— Given data —
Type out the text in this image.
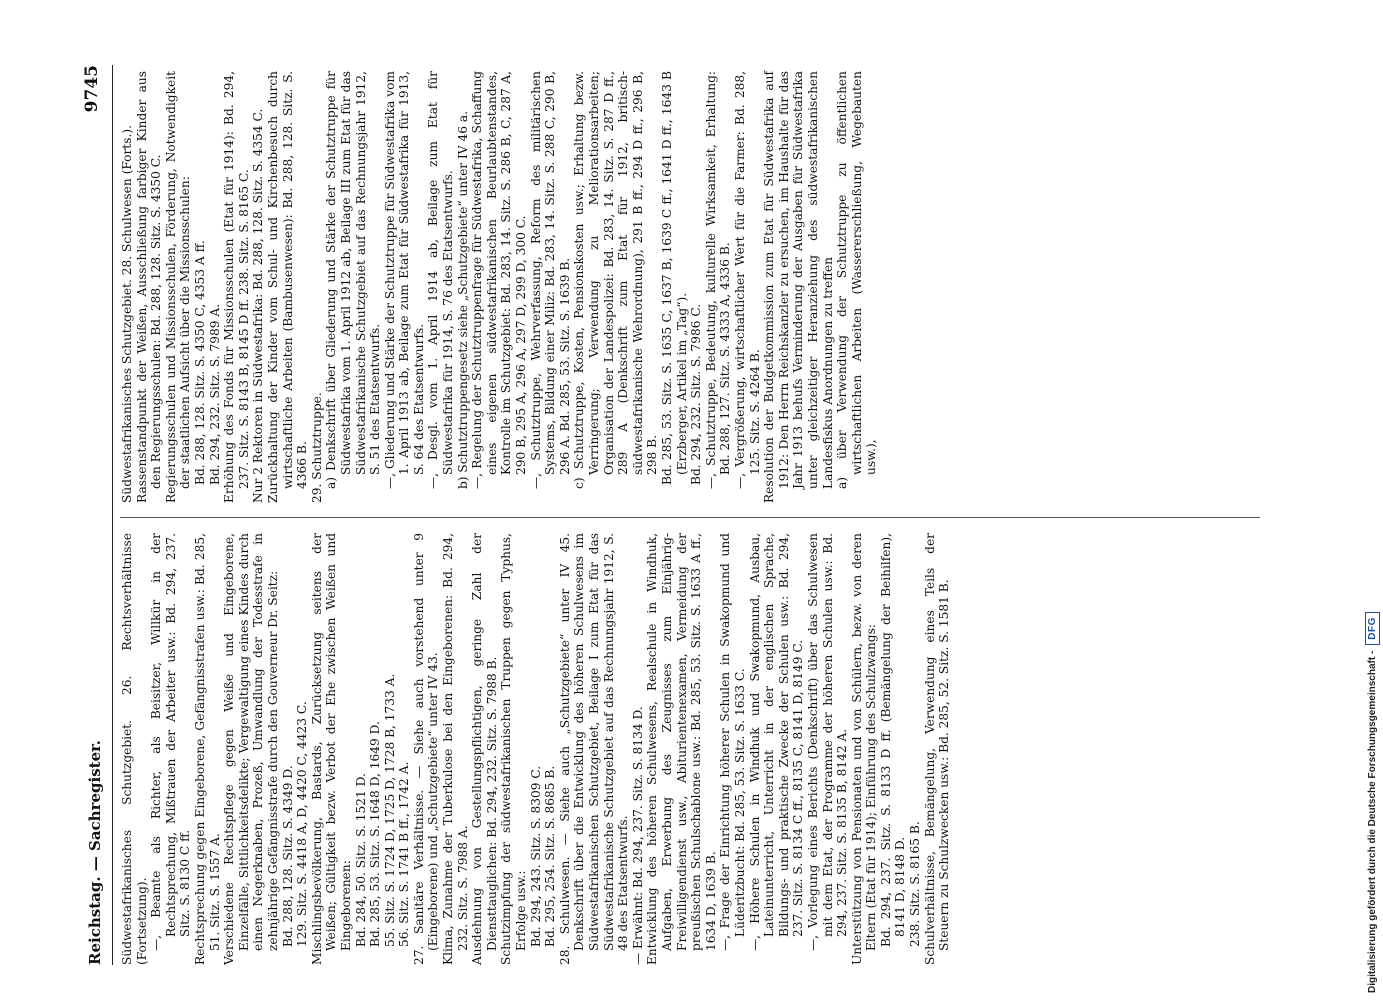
Reichstag. — Sachregister.
9745

Südwestafrikanisches Schutzgebiet. 26. Rechtsverhältnisse (Fortsetzung). —, Beamte als Richter, als Beisitzer, Willkür in der Rechtsprechung, Mißtrauen der Arbeiter usw.: Bd. 294, 237. Sitz. S. 8130 C ff. Rechtsprechung gegen Eingeborene, Gefängnisstrafen usw.: Bd. 285, 51. Sitz. S. 1557 A. Verschiedene Rechtspflege gegen Weiße und Eingeborene, Einzelfälle, Sittlichkeitsdelikte; Vergewaltigung eines Kindes durch einen Negerknaben, Prozeß, Umwandlung der Todesstrafe in zehnjährige Gefängnisstrafe durch den Gouverneur Dr. Seitz: Bd. 288, 128. Sitz. S. 4349 D. 129. Sitz. S. 4418 A, D, 4420 C, 4423 C. Mischlingsbevölkerung, Bastards, Zurücksetzung seitens der Weißen; Gültigkeit bezw. Verbot der Ehe zwischen Weißen und Eingeborenen: Bd. 284, 50. Sitz. S. 1521 D. Bd. 285, 53. Sitz. S. 1648 D, 1649 D. 55. Sitz. S. 1724 D, 1725 D, 1728 B, 1733 A. 56. Sitz. S. 1741 B ff., 1742 A. 27. Sanitäre Verhältnisse. — Siehe auch vorstehend unter 9 (Eingeborene) und „Schutzgebiete“ unter IV 43. Klima, Zunahme der Tuberkulose bei den Eingeborenen: Bd. 294, 232. Sitz. S. 7988 A. Ausdehnung von Gestellungspflichtigen, geringe Zahl der Diensttauglichen: Bd. 294, 232. Sitz. S. 7988 B. Schutzimpfung der südwestafrikanischen Truppen gegen Typhus, Erfolge usw.: Bd. 294, 243. Sitz. S. 8309 C. Bd. 295, 254. Sitz. S. 8685 B. 28. Schulwesen. — Siehe auch „Schutzgebiete“ unter IV 45. Denkschrift über die Entwicklung des höheren Schulwesens im Südwestafrikanischen Schutzgebiet, Beilage I zum Etat für das Südwestafrikanische Schutzgebiet auf das Rechnungsjahr 1912, S. 48 des Etatsentwurfs. — Erwähnt: Bd. 294, 237. Sitz. S. 8134 D. Entwicklung des höheren Schulwesens, Realschule in Windhuk, Aufgaben, Erwerbung des Zeugnisses zum Einjährig-Freiwilligendienst usw., Abiturientenexamen, Vermeidung der preußischen Schulschablone usw.: Bd. 285, 53. Sitz. S. 1633 A ff., 1634 D, 1639 B. —, Frage der Einrichtung höherer Schulen in Swakopmund und Lüderitzbucht: Bd. 285, 53. Sitz. S. 1633 C. —, Höhere Schulen in Windhuk und Swakopmund, Ausbau, Lateinunterricht, Unterricht in der englischen Sprache, Bildungs- und praktische Zwecke der Schulen usw.: Bd. 294, 237. Sitz. S. 8134 C ff., 8135 C, 8141 D, 8149 C. —, Vorlegung eines Berichts (Denkschrift) über das Schulwesen mit dem Etat, der Programme der höheren Schulen usw.: Bd. 294, 237. Sitz. S. 8135 B, 8142 A. Unterstützung von Pensionaten und von Schülern, bezw. von deren Eltern (Etat für 1914); Einführung des Schulzwangs: Bd. 294, 237. Sitz. S. 8133 D ff. (Bemängelung der Beihilfen), 8141 D, 8148 D. 238. Sitz. S. 8165 B. Schulverhältnisse, Bemängelung, Verwendung eines Teils der Steuern zu Schulzwecken usw.: Bd. 285, 52. Sitz. S. 1581 B.

Südwestafrikanisches Schutzgebiet. 28. Schulwesen (Forts.). Rassenstandpunkt der Weißen, Ausschließung farbiger Kinder aus den Regierungsschulen: Bd. 288, 128. Sitz. S. 4350 C. Regierungsschulen und Missionsschulen, Förderung, Notwendigkeit der staatlichen Aufsicht über die Missionsschulen: Bd. 288, 128. Sitz. S. 4350 C, 4353 A ff. Bd. 294, 232. Sitz. S. 7989 A. Erhöhung des Fonds für Missionsschulen (Etat für 1914): Bd. 294, 237. Sitz. S. 8143 B, 8145 D ff. 238. Sitz. S. 8165 C. Nur 2 Rektoren in Südwestafrika: Bd. 288, 128. Sitz. S. 4354 C. Zurückhaltung der Kinder vom Schul- und Kirchenbesuch durch wirtschaftliche Arbeiten (Bambusenwesen): Bd. 288, 128. Sitz. S. 4366 B. 29. Schutztruppe. a) Denkschrift über Gliederung und Stärke der Schutztruppe für Südwestafrika vom 1. April 1912 ab, Beilage III zum Etat für das Südwestafrikanische Schutzgebiet auf das Rechnungsjahr 1912, S. 51 des Etatsentwurfs. —, Gliederung und Stärke der Schutztruppe für Südwestafrika vom 1. April 1913 ab, Beilage zum Etat für Südwestafrika für 1913, S. 64 des Etatsentwurfs. —, Desgl. vom 1. April 1914 ab, Beilage zum Etat für Südwestafrika für 1914, S. 76 des Etatsentwurfs. b) Schutztruppengesetz siehe „Schutzgebiete“ unter IV 46 a. —, Regelung der Schutztruppenfrage für Südwestafrika, Schaffung eines eigenen südwestafrikanischen Beurlaubtenstandes, Kontrolle im Schutzgebiet: Bd. 283, 14. Sitz. S. 286 B, C, 287 A, 290 B, 295 A, 296 A, 297 D, 299 D, 300 C. —, Schutztruppe, Wehrverfassung, Reform des militärischen Systems, Bildung einer Miliz: Bd. 283, 14. Sitz. S. 288 C, 290 B, 296 A. Bd. 285, 53. Sitz. S. 1639 B. c) Schutztruppe, Kosten, Pensionskosten usw.; Erhaltung bezw. Verringerung; Verwendung zu Meliorationsarbeiten; Organisation der Landespolizei: Bd. 283, 14. Sitz. S. 287 D ff., 289 A (Denkschrift zum Etat für 1912, britisch-südwestafrikanische Wehrordnung), 291 B ff., 294 D ff., 296 B, 298 B. Bd. 285, 53. Sitz. S. 1635 C, 1637 B, 1639 C ff., 1641 D ff., 1643 B (Erzberger, Artikel im „Tag“). Bd. 294, 232. Sitz. S. 7986 C. —, Schutztruppe, Bedeutung, kulturelle Wirksamkeit, Erhaltung: Bd. 288, 127. Sitz. S. 4333 A, 4336 B. —, Vergrößerung, wirtschaftlicher Wert für die Farmer: Bd. 288, 125. Sitz. S. 4264 B. Resolution der Budgetkommission zum Etat für Südwestafrika auf 1912: Den Herrn Reichskanzler zu ersuchen, im Haushalte für das Jahr 1913 behufs Verminderung der Ausgaben für Südwestafrika unter gleichzeitiger Heranziehung des südwestafrikanischen Landesfiskus Anordnungen zu treffen a) über Verwendung der Schutztruppe zu öffentlichen wirtschaftlichen Arbeiten (Wassererschließung, Wegebauten usw.),

Digitalisierung gefördert durch die Deutsche Forschungsgemeinschaft -
DFG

— What needs to be done —
Every entry must be reproduced exactly, with the images left out.

— Correct answer —
Type out the text in this image.
Reichstag. — Sachregister.
9745

Südwestafrikanisches Schutzgebiet. 26. Rechtsverhältnisse (Fortsetzung). —, Beamte als Richter, als Beisitzer, Willkür in der Rechtsprechung, Mißtrauen der Arbeiter usw.: Bd. 294, 237. Sitz. S. 8130 C ff. Rechtsprechung gegen Eingeborene, Gefängnisstrafen usw.: Bd. 285, 51. Sitz. S. 1557 A. Verschiedene Rechtspflege gegen Weiße und Eingeborene, Einzelfälle, Sittlichkeitsdelikte; Vergewaltigung eines Kindes durch einen Negerknaben, Prozeß, Umwandlung der Todesstrafe in zehnjährige Gefängnisstrafe durch den Gouverneur Dr. Seitz: Bd. 288, 128. Sitz. S. 4349 D. 129. Sitz. S. 4418 A, D, 4420 C, 4423 C. Mischlingsbevölkerung, Bastards, Zurücksetzung seitens der Weißen; Gültigkeit bezw. Verbot der Ehe zwischen Weißen und Eingeborenen: Bd. 284, 50. Sitz. S. 1521 D. Bd. 285, 53. Sitz. S. 1648 D, 1649 D. 55. Sitz. S. 1724 D, 1725 D, 1728 B, 1733 A. 56. Sitz. S. 1741 B ff., 1742 A. 27. Sanitäre Verhältnisse. — Siehe auch vorstehend unter 9 (Eingeborene) und „Schutzgebiete“ unter IV 43. Klima, Zunahme der Tuberkulose bei den Eingeborenen: Bd. 294, 232. Sitz. S. 7988 A. Ausdehnung von Gestellungspflichtigen, geringe Zahl der Diensttauglichen: Bd. 294, 232. Sitz. S. 7988 B. Schutzimpfung der südwestafrikanischen Truppen gegen Typhus, Erfolge usw.: Bd. 294, 243. Sitz. S. 8309 C. Bd. 295, 254. Sitz. S. 8685 B. 28. Schulwesen. — Siehe auch „Schutzgebiete“ unter IV 45. Denkschrift über die Entwicklung des höheren Schulwesens im Südwestafrikanischen Schutzgebiet, Beilage I zum Etat für das Südwestafrikanische Schutzgebiet auf das Rechnungsjahr 1912, S. 48 des Etatsentwurfs. — Erwähnt: Bd. 294, 237. Sitz. S. 8134 D. Entwicklung des höheren Schulwesens, Realschule in Windhuk, Aufgaben, Erwerbung des Zeugnisses zum Einjährig-Freiwilligendienst usw., Abiturientenexamen, Vermeidung der preußischen Schulschablone usw.: Bd. 285, 53. Sitz. S. 1633 A ff., 1634 D, 1639 B. —, Frage der Einrichtung höherer Schulen in Swakopmund und Lüderitzbucht: Bd. 285, 53. Sitz. S. 1633 C. —, Höhere Schulen in Windhuk und Swakopmund, Ausbau, Lateinunterricht, Unterricht in der englischen Sprache, Bildungs- und praktische Zwecke der Schulen usw.: Bd. 294, 237. Sitz. S. 8134 C ff., 8135 C, 8141 D, 8149 C. —, Vorlegung eines Berichts (Denkschrift) über das Schulwesen mit dem Etat, der Programme der höheren Schulen usw.: Bd. 294, 237. Sitz. S. 8135 B, 8142 A. Unterstützung von Pensionaten und von Schülern, bezw. von deren Eltern (Etat für 1914); Einführung des Schulzwangs: Bd. 294, 237. Sitz. S. 8133 D ff. (Bemängelung der Beihilfen), 8141 D, 8148 D. 238. Sitz. S. 8165 B. Schulverhältnisse, Bemängelung, Verwendung eines Teils der Steuern zu Schulzwecken usw.: Bd. 285, 52. Sitz. S. 1581 B.

Südwestafrikanisches Schutzgebiet. 28. Schulwesen (Forts.). Rassenstandpunkt der Weißen, Ausschließung farbiger Kinder aus den Regierungsschulen: Bd. 288, 128. Sitz. S. 4350 C. Regierungsschulen und Missionsschulen, Förderung, Notwendigkeit der staatlichen Aufsicht über die Missionsschulen: Bd. 288, 128. Sitz. S. 4350 C, 4353 A ff. Bd. 294, 232. Sitz. S. 7989 A. Erhöhung des Fonds für Missionsschulen (Etat für 1914): Bd. 294, 237. Sitz. S. 8143 B, 8145 D ff. 238. Sitz. S. 8165 C. Nur 2 Rektoren in Südwestafrika: Bd. 288, 128. Sitz. S. 4354 C. Zurückhaltung der Kinder vom Schul- und Kirchenbesuch durch wirtschaftliche Arbeiten (Bambusenwesen): Bd. 288, 128. Sitz. S. 4366 B. 29. Schutztruppe. a) Denkschrift über Gliederung und Stärke der Schutztruppe für Südwestafrika vom 1. April 1912 ab, Beilage III zum Etat für das Südwestafrikanische Schutzgebiet auf das Rechnungsjahr 1912, S. 51 des Etatsentwurfs. —, Gliederung und Stärke der Schutztruppe für Südwestafrika vom 1. April 1913 ab, Beilage zum Etat für Südwestafrika für 1913, S. 64 des Etatsentwurfs. —, Desgl. vom 1. April 1914 ab, Beilage zum Etat für Südwestafrika für 1914, S. 76 des Etatsentwurfs. b) Schutztruppengesetz siehe „Schutzgebiete“ unter IV 46 a. —, Regelung der Schutztruppenfrage für Südwestafrika, Schaffung eines eigenen südwestafrikanischen Beurlaubtenstandes, Kontrolle im Schutzgebiet: Bd. 283, 14. Sitz. S. 286 B, C, 287 A, 290 B, 295 A, 296 A, 297 D, 299 D, 300 C. —, Schutztruppe, Wehrverfassung, Reform des militärischen Systems, Bildung einer Miliz: Bd. 283, 14. Sitz. S. 288 C, 290 B, 296 A. Bd. 285, 53. Sitz. S. 1639 B. c) Schutztruppe, Kosten, Pensionskosten usw.; Erhaltung bezw. Verringerung; Verwendung zu Meliorationsarbeiten; Organisation der Landespolizei: Bd. 283, 14. Sitz. S. 287 D ff., 289 A (Denkschrift zum Etat für 1912, britisch-südwestafrikanische Wehrordnung), 291 B ff., 294 D ff., 296 B, 298 B. Bd. 285, 53. Sitz. S. 1635 C, 1637 B, 1639 C ff., 1641 D ff., 1643 B (Erzberger, Artikel im „Tag“). Bd. 294, 232. Sitz. S. 7986 C. —, Schutztruppe, Bedeutung, kulturelle Wirksamkeit, Erhaltung: Bd. 288, 127. Sitz. S. 4333 A, 4336 B. —, Vergrößerung, wirtschaftlicher Wert für die Farmer: Bd. 288, 125. Sitz. S. 4264 B. Resolution der Budgetkommission zum Etat für Südwestafrika auf 1912: Den Herrn Reichskanzler zu ersuchen, im Haushalte für das Jahr 1913 behufs Verminderung der Ausgaben für Südwestafrika unter gleichzeitiger Heranziehung des südwestafrikanischen Landesfiskus Anordnungen zu treffen a) über Verwendung der Schutztruppe zu öffentlichen wirtschaftlichen Arbeiten (Wassererschließung, Wegebauten usw.),

Digitalisierung gefördert durch die Deutsche Forschungsgemeinschaft -
DFG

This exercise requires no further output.